*REQUIREMENTS:*
Pull out every line containing the string "further".

++++ DATASET ENTRIES

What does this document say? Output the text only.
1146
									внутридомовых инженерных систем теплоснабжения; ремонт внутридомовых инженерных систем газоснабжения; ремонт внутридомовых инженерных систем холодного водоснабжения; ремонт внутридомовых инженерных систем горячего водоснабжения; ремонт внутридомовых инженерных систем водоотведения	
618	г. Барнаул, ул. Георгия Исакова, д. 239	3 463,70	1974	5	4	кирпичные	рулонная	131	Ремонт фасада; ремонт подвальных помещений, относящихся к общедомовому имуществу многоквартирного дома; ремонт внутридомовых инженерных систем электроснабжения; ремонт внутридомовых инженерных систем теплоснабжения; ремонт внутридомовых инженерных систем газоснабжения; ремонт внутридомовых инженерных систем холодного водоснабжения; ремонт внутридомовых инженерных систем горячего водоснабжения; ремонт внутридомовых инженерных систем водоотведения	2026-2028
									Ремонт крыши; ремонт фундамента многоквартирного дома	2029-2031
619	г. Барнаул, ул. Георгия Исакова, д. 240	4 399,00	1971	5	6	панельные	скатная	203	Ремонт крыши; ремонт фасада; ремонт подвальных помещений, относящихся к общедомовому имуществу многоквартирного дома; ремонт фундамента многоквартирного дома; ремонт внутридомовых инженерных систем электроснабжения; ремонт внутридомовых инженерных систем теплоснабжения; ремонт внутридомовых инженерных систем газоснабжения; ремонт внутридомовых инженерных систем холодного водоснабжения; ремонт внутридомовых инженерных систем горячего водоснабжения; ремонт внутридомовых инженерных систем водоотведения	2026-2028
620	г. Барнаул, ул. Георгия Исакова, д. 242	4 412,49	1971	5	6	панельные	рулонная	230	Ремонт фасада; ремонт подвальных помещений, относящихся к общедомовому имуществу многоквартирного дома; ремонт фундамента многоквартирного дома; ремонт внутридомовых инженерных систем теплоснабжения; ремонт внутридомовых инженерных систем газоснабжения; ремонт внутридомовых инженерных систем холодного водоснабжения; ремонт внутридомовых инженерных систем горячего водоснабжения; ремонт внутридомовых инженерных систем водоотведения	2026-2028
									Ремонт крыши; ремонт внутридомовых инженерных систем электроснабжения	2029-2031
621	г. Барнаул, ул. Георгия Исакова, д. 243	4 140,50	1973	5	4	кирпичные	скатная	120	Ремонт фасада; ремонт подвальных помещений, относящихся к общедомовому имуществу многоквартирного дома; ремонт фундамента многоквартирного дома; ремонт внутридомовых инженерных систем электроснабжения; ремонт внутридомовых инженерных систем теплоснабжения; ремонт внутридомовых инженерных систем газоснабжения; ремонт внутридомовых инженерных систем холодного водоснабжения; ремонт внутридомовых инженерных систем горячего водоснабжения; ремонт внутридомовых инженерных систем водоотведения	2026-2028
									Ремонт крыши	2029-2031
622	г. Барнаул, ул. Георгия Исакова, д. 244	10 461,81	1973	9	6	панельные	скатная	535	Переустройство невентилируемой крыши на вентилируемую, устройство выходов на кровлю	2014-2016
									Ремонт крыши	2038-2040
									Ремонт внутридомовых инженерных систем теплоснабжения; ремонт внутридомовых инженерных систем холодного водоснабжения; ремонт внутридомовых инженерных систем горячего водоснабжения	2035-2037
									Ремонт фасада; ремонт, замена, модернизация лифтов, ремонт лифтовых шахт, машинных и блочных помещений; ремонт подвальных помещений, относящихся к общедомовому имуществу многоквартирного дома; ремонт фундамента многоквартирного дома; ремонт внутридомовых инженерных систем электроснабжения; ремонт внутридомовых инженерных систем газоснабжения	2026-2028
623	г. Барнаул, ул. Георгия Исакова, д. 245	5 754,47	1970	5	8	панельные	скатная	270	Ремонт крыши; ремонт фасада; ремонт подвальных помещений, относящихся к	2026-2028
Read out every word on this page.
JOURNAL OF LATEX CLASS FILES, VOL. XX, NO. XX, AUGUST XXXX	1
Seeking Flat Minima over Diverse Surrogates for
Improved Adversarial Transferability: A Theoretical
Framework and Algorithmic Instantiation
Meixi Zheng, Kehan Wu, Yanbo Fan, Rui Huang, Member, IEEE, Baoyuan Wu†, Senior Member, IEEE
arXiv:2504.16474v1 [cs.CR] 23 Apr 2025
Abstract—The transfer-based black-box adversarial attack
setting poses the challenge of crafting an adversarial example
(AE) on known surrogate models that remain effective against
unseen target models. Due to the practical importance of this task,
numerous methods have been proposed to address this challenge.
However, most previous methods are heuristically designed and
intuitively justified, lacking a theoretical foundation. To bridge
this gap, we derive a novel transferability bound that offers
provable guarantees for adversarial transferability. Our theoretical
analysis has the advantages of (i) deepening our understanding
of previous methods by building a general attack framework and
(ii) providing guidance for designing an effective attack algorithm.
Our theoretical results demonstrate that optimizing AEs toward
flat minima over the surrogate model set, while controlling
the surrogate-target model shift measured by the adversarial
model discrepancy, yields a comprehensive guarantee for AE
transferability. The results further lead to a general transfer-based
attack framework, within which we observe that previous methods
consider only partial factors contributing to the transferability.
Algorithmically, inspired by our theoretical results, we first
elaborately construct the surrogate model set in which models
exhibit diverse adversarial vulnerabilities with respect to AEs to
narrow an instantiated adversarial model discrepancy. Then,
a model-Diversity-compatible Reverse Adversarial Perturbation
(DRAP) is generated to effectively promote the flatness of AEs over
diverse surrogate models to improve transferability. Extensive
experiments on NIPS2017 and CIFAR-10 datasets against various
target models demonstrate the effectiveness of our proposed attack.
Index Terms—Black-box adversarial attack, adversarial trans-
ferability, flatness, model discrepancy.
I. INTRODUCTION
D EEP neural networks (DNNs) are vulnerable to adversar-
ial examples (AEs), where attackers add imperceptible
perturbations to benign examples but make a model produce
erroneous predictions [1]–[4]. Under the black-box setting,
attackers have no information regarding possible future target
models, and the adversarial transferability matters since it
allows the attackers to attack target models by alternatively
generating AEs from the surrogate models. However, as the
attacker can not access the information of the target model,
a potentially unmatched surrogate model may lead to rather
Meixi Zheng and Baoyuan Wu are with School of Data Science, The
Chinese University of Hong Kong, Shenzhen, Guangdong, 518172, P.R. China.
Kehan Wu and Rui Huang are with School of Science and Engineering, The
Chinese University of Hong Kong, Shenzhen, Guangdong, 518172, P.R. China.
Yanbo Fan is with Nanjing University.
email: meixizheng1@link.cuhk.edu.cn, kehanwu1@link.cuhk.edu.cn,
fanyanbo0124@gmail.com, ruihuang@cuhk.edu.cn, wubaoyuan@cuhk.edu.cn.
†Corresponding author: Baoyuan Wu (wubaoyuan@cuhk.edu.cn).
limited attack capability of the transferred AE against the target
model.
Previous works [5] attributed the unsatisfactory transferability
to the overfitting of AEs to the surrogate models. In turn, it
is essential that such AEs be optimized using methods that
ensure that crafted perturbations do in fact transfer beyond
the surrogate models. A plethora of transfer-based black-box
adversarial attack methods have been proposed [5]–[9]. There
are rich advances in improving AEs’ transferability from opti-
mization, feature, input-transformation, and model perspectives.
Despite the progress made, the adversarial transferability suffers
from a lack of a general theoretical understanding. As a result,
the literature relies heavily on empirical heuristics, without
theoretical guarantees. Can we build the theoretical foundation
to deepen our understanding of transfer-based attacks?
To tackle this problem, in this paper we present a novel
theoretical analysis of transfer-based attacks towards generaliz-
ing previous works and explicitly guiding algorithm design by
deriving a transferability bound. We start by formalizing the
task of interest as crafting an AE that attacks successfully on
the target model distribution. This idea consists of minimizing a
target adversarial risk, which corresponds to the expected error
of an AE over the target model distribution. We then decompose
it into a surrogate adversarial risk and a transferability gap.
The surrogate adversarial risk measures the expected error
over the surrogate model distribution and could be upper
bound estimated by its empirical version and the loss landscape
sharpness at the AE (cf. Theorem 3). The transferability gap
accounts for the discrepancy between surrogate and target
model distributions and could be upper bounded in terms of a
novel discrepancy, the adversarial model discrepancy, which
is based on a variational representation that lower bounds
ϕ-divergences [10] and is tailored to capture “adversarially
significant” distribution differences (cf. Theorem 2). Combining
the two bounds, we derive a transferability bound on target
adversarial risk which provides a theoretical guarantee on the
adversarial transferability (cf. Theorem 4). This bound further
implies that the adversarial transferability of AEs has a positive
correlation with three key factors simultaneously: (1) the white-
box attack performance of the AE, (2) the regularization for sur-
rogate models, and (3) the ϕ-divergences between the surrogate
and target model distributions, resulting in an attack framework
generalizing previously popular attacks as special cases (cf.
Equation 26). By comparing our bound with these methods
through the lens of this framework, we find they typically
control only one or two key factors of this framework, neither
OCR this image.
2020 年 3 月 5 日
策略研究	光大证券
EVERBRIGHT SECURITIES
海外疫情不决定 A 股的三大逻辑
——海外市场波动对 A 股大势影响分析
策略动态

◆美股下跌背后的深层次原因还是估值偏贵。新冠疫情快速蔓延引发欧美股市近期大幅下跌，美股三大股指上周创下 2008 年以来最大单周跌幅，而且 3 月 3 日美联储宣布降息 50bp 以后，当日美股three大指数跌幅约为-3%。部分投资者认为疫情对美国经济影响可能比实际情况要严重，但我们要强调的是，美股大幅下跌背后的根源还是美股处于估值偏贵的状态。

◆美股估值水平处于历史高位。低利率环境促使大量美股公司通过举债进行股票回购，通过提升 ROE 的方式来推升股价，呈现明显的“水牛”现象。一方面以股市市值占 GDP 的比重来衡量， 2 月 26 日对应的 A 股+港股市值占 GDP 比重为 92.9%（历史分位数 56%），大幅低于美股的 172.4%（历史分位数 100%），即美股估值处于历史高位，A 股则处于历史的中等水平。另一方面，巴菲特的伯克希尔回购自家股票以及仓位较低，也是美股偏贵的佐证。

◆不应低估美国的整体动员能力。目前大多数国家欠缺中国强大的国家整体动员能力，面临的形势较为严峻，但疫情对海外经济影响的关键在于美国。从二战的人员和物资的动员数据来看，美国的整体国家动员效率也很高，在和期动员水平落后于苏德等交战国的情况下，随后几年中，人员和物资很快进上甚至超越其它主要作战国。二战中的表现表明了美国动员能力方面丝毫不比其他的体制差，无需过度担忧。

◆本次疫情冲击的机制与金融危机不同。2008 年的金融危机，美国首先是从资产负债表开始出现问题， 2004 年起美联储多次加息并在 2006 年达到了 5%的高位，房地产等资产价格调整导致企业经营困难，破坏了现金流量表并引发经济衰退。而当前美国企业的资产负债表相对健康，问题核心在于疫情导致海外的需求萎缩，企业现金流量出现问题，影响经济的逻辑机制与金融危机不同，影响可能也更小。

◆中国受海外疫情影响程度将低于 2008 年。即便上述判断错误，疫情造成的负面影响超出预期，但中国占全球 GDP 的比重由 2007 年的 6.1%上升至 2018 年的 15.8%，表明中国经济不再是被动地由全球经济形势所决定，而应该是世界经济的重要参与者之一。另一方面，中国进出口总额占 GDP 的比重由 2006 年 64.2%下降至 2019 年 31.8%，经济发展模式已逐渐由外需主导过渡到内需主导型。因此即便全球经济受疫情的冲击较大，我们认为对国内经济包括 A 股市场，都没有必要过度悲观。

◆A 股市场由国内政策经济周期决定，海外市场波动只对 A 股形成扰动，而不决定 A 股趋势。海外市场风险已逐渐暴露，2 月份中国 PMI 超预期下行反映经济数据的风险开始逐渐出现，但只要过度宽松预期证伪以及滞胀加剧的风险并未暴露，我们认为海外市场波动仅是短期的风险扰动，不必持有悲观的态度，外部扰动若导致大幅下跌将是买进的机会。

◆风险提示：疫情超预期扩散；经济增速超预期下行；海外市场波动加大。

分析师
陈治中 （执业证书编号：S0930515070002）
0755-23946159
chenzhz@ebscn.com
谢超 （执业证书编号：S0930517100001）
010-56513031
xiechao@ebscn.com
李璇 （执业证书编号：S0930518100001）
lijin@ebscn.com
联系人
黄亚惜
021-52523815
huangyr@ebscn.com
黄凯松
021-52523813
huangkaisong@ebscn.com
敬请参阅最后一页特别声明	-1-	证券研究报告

++++++++

*EXERCISE RESULT:*
transferability. The results further lead to a general transfer-based
adversarial transferability (cf. Theorem 4). This bound further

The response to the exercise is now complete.